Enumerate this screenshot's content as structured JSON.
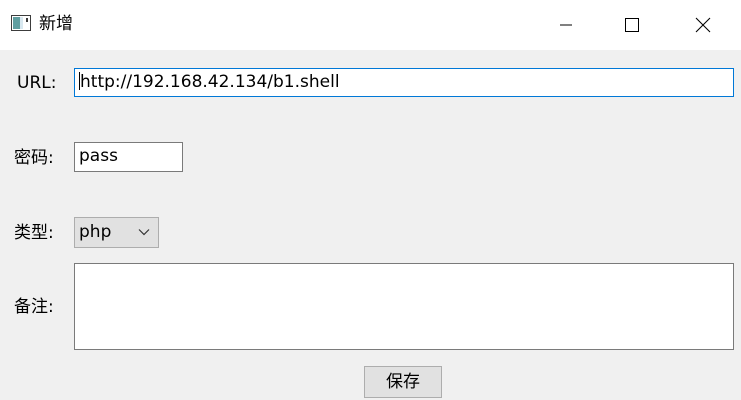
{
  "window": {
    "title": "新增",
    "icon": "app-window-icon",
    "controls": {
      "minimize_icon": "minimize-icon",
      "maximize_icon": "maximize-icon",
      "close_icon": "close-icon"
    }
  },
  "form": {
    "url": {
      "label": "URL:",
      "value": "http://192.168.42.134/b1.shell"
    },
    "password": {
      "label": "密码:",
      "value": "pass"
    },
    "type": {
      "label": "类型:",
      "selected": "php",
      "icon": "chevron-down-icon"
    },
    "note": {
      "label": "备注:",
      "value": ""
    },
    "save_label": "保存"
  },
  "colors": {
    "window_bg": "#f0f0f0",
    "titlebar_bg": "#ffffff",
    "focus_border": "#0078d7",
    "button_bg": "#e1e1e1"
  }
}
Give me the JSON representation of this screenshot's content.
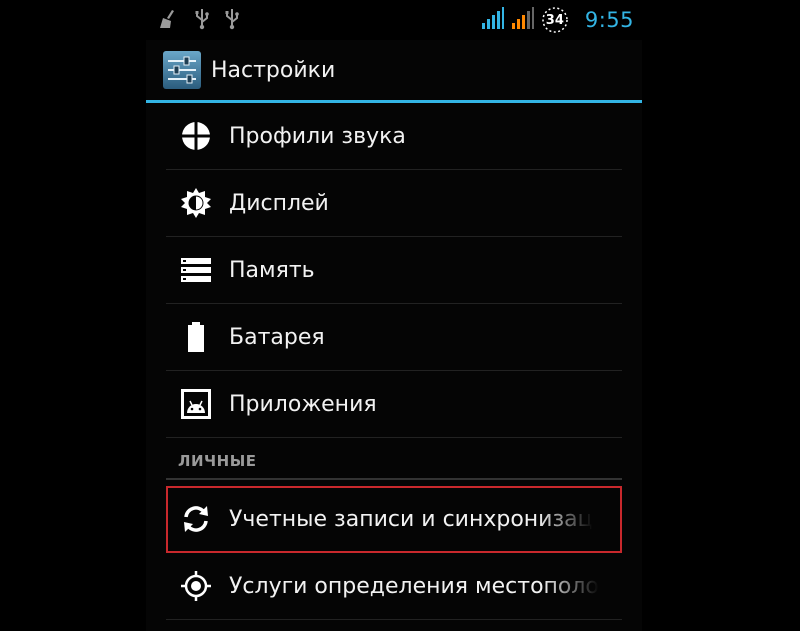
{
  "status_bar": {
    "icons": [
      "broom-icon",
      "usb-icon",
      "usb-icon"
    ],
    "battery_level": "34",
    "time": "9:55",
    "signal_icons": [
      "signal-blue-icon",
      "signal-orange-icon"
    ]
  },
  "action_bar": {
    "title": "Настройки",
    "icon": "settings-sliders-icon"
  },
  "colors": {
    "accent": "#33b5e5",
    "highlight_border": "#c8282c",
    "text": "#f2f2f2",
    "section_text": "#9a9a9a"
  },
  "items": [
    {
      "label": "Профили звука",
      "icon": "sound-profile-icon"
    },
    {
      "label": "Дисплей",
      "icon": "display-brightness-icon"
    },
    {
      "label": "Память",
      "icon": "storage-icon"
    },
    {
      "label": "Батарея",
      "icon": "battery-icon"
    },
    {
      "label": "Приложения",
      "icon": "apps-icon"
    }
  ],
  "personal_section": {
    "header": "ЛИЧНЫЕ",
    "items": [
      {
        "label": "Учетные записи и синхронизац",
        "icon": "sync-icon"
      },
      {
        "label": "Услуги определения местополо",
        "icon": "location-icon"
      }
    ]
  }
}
********
YOUR GOAL: Give every record again exactly, apart from the pictures, which stay out.

ANSWER TO THE PROBLEM:
Enumerate this screenshot's content as structured JSON.
{
  "window": {
    "title": "新增",
    "icon": "app-window-icon",
    "controls": {
      "minimize_icon": "minimize-icon",
      "maximize_icon": "maximize-icon",
      "close_icon": "close-icon"
    }
  },
  "form": {
    "url": {
      "label": "URL:",
      "value": "http://192.168.42.134/b1.shell"
    },
    "password": {
      "label": "密码:",
      "value": "pass"
    },
    "type": {
      "label": "类型:",
      "selected": "php",
      "icon": "chevron-down-icon"
    },
    "note": {
      "label": "备注:",
      "value": ""
    },
    "save_label": "保存"
  },
  "colors": {
    "window_bg": "#f0f0f0",
    "titlebar_bg": "#ffffff",
    "focus_border": "#0078d7",
    "button_bg": "#e1e1e1"
  }
}
Give me the JSON representation of this screenshot's content.
{
  "status_bar": {
    "icons": [
      "broom-icon",
      "usb-icon",
      "usb-icon"
    ],
    "battery_level": "34",
    "time": "9:55",
    "signal_icons": [
      "signal-blue-icon",
      "signal-orange-icon"
    ]
  },
  "action_bar": {
    "title": "Настройки",
    "icon": "settings-sliders-icon"
  },
  "colors": {
    "accent": "#33b5e5",
    "highlight_border": "#c8282c",
    "text": "#f2f2f2",
    "section_text": "#9a9a9a"
  },
  "items": [
    {
      "label": "Профили звука",
      "icon": "sound-profile-icon"
    },
    {
      "label": "Дисплей",
      "icon": "display-brightness-icon"
    },
    {
      "label": "Память",
      "icon": "storage-icon"
    },
    {
      "label": "Батарея",
      "icon": "battery-icon"
    },
    {
      "label": "Приложения",
      "icon": "apps-icon"
    }
  ],
  "personal_section": {
    "header": "ЛИЧНЫЕ",
    "items": [
      {
        "label": "Учетные записи и синхронизац",
        "icon": "sync-icon"
      },
      {
        "label": "Услуги определения местополо",
        "icon": "location-icon"
      }
    ]
  }
}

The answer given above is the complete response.